Work to complete: Give the number of lines that include the string "逐张卡片", nothing more.

[Data extracted from a collection]
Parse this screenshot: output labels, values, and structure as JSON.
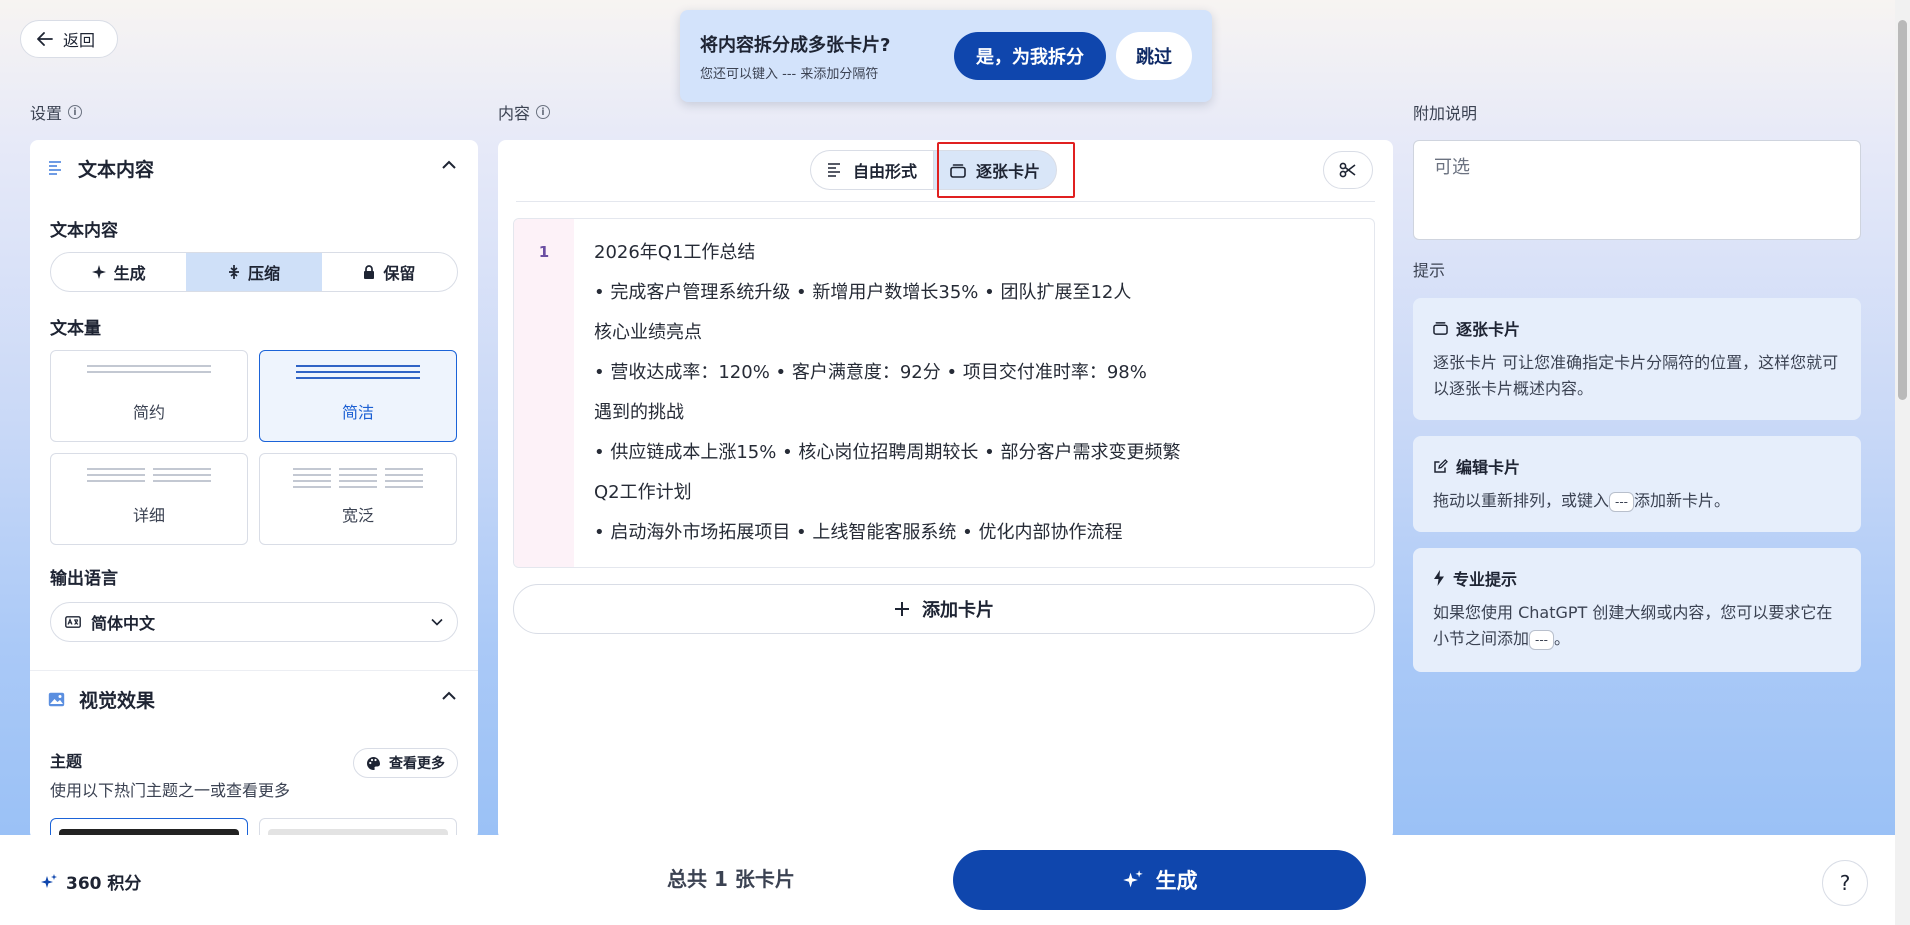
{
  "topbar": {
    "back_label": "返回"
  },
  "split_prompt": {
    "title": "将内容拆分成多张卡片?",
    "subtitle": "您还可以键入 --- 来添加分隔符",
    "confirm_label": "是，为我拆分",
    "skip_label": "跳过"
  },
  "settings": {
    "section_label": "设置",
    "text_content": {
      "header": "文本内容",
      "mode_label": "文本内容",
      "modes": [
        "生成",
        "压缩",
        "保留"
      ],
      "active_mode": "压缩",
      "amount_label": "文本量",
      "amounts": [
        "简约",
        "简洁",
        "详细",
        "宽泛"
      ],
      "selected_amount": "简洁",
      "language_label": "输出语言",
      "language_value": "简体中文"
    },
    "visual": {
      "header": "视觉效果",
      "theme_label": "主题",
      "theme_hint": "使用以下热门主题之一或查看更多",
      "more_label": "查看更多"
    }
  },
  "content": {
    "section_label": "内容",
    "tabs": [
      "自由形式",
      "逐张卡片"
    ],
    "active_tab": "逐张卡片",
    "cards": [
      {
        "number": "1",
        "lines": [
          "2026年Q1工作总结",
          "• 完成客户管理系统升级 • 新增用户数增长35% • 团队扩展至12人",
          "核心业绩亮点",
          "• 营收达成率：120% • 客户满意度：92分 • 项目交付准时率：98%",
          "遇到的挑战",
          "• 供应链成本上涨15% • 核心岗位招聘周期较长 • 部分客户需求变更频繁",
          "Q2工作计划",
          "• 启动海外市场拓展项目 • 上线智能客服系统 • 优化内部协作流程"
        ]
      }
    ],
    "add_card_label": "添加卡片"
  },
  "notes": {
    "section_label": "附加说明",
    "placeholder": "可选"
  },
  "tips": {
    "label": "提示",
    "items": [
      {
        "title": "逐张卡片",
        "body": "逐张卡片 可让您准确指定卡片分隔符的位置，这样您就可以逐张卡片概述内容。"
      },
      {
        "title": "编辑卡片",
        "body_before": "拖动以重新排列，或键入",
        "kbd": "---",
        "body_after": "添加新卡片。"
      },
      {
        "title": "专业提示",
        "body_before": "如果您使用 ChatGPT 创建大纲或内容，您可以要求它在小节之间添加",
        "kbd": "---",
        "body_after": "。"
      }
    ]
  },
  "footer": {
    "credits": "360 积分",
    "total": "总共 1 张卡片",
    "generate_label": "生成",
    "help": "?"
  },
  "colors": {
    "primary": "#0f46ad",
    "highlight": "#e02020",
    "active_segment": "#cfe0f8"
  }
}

* * *

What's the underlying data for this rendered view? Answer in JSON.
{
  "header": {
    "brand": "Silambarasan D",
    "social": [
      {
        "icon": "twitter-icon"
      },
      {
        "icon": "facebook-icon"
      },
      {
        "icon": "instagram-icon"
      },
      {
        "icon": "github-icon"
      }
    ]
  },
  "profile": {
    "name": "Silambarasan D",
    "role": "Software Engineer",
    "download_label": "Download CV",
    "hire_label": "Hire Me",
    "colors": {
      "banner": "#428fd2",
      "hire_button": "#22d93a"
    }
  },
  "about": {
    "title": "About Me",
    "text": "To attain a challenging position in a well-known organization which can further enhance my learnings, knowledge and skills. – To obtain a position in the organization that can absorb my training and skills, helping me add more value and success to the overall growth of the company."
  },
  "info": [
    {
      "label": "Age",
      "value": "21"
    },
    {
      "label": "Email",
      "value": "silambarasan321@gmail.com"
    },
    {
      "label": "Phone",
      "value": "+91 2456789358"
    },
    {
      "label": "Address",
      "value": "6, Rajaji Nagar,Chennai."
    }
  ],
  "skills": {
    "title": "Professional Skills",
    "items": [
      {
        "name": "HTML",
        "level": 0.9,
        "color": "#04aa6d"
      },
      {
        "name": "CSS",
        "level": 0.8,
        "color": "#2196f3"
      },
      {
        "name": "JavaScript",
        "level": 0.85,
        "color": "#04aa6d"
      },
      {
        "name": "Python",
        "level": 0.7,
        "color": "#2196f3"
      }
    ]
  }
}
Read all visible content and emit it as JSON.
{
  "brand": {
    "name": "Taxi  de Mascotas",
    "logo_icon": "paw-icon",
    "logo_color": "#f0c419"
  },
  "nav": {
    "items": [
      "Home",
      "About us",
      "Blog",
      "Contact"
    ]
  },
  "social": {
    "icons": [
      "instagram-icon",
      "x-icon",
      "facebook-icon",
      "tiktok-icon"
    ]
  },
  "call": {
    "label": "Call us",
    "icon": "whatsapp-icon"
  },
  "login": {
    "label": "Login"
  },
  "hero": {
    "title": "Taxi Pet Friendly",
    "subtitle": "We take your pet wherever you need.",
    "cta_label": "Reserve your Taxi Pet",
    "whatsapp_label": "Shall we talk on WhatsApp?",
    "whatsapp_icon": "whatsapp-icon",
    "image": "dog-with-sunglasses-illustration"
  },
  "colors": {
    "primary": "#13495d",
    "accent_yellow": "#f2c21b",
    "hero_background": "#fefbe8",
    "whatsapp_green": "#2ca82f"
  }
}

Full answer: 4